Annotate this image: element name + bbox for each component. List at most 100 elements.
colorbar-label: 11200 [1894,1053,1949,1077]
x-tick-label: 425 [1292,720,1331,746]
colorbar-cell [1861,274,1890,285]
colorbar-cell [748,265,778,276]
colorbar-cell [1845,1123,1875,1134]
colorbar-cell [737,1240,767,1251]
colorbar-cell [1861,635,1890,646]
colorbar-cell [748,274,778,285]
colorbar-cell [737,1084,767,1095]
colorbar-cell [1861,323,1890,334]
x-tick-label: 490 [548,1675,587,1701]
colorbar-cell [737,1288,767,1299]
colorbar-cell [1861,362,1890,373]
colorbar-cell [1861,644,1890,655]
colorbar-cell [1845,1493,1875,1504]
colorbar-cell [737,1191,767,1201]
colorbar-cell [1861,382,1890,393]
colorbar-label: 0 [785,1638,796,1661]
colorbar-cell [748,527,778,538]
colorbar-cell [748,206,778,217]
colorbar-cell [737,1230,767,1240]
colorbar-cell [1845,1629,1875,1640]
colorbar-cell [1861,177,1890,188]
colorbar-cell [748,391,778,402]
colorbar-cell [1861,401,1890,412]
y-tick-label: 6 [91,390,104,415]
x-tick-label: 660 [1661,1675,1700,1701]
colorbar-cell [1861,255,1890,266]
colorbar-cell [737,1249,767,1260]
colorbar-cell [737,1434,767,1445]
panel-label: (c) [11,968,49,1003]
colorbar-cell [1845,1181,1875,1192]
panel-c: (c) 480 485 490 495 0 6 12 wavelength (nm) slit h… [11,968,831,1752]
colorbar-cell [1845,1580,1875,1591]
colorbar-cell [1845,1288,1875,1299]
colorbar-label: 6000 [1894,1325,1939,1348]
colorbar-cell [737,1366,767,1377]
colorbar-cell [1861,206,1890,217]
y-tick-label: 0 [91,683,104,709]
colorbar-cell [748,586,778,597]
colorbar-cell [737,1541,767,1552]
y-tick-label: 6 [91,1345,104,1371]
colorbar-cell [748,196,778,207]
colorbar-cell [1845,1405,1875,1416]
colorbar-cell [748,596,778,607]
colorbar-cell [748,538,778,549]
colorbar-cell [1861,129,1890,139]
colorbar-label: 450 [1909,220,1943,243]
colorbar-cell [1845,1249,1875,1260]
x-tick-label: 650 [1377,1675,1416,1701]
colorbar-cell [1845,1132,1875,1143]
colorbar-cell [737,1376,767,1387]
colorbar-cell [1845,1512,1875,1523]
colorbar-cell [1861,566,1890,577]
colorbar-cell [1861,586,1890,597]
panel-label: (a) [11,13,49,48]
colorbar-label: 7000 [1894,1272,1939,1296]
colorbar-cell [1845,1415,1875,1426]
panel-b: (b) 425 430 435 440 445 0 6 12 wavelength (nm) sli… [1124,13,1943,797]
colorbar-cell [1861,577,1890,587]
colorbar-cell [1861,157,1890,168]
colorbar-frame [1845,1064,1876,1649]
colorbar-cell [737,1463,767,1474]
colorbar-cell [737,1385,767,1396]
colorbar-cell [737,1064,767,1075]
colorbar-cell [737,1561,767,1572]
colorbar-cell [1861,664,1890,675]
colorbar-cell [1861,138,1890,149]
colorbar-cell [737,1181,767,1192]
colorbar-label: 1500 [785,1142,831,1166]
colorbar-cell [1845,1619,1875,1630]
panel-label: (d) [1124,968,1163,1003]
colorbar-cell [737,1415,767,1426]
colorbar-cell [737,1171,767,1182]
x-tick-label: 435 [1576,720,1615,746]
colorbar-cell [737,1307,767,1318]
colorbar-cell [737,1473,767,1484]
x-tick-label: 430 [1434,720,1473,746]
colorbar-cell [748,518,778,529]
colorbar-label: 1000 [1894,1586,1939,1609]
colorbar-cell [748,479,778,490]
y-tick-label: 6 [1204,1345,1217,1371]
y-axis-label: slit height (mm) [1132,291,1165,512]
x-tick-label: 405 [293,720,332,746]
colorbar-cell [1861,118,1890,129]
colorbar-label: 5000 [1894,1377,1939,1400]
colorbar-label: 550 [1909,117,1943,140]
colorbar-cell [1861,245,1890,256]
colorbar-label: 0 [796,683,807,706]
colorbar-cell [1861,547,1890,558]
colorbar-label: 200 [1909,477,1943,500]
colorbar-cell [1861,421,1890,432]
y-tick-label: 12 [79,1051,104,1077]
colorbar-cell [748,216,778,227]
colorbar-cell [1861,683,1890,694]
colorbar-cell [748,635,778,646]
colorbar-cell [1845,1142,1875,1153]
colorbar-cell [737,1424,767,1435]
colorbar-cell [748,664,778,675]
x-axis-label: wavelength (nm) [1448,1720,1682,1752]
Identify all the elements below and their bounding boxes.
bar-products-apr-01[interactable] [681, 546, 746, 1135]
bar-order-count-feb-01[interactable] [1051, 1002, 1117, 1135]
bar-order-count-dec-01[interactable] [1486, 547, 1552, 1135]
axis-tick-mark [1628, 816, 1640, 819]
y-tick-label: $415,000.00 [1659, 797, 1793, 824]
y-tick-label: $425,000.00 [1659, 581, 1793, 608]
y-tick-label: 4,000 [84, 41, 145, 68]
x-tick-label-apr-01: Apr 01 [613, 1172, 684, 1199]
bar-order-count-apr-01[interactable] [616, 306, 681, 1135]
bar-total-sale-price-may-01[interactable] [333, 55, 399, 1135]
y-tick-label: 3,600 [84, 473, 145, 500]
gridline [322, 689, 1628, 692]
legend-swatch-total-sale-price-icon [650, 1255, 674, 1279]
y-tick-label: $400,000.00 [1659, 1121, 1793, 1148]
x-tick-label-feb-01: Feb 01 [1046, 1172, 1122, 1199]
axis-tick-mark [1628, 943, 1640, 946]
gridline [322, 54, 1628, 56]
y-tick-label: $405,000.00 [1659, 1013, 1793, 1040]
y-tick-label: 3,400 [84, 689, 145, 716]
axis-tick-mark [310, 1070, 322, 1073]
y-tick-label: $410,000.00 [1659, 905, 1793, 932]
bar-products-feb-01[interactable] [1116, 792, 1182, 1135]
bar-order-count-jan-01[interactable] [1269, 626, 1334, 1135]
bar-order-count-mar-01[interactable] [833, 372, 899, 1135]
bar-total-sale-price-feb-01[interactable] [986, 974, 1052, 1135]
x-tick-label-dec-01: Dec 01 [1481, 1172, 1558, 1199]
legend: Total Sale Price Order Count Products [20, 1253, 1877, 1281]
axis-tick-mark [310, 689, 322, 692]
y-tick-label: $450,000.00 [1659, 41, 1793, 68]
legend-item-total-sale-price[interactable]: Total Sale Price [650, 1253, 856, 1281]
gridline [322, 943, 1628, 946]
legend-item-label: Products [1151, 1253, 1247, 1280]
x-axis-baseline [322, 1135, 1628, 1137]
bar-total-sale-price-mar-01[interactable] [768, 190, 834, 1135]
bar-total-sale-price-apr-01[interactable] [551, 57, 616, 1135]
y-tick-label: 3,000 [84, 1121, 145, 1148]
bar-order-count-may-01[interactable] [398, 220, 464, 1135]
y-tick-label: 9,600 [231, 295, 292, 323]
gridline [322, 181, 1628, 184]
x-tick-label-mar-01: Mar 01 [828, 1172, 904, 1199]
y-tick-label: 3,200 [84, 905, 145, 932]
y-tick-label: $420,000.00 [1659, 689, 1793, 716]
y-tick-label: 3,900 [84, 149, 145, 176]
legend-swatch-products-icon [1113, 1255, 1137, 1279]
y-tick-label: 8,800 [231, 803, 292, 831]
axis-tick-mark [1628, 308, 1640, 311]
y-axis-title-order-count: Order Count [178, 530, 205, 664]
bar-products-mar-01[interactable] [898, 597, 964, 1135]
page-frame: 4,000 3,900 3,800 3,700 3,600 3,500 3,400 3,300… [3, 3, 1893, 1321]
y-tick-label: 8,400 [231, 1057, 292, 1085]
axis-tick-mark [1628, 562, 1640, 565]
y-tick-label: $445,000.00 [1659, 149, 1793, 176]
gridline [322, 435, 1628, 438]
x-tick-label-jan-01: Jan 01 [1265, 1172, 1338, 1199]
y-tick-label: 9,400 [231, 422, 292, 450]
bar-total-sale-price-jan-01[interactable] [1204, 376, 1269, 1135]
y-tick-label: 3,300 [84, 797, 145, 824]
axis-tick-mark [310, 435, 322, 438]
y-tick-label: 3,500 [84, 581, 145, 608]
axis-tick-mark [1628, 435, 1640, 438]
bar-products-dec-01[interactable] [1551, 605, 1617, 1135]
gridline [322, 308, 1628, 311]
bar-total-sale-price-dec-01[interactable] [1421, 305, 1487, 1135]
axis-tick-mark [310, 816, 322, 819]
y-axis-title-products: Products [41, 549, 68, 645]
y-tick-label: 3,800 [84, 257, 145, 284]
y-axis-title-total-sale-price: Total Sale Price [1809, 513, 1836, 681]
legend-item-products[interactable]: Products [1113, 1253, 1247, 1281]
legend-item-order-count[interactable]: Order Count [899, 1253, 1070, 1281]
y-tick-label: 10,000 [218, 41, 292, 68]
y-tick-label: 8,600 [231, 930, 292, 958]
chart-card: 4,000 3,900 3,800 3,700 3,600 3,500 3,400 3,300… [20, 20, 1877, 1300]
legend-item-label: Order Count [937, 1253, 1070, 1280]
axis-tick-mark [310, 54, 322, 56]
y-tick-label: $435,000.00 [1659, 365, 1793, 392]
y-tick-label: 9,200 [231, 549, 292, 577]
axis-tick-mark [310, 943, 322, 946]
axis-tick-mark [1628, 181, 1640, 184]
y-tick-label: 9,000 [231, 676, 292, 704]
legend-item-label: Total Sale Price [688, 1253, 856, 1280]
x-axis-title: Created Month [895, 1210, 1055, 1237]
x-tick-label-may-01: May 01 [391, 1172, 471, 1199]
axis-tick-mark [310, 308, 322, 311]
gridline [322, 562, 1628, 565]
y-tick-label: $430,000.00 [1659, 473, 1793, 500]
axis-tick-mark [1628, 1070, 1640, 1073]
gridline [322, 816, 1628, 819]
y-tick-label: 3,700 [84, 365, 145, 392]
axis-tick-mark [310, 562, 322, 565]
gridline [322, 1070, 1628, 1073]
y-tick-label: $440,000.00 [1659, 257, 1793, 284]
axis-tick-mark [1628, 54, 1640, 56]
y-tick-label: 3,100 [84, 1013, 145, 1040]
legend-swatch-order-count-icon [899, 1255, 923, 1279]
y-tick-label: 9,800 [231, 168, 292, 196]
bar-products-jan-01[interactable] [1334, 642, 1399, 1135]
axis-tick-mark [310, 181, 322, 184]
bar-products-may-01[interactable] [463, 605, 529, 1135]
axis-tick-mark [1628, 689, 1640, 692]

▸ The request: Copy out everything from the first line down through the line containing "colorbar-cell [1861,644,1890,655]", keeping each line character for character.

▸ The completed task:
Annotate this image: element name + bbox for each component. List at most 100 elements.
colorbar-label: 11200 [1894,1053,1949,1077]
x-tick-label: 425 [1292,720,1331,746]
colorbar-cell [1861,274,1890,285]
colorbar-cell [748,265,778,276]
colorbar-cell [1845,1123,1875,1134]
colorbar-cell [737,1240,767,1251]
colorbar-cell [1861,635,1890,646]
colorbar-cell [748,274,778,285]
colorbar-cell [737,1084,767,1095]
colorbar-cell [1861,323,1890,334]
x-tick-label: 490 [548,1675,587,1701]
colorbar-cell [737,1288,767,1299]
colorbar-cell [1861,362,1890,373]
colorbar-cell [1861,644,1890,655]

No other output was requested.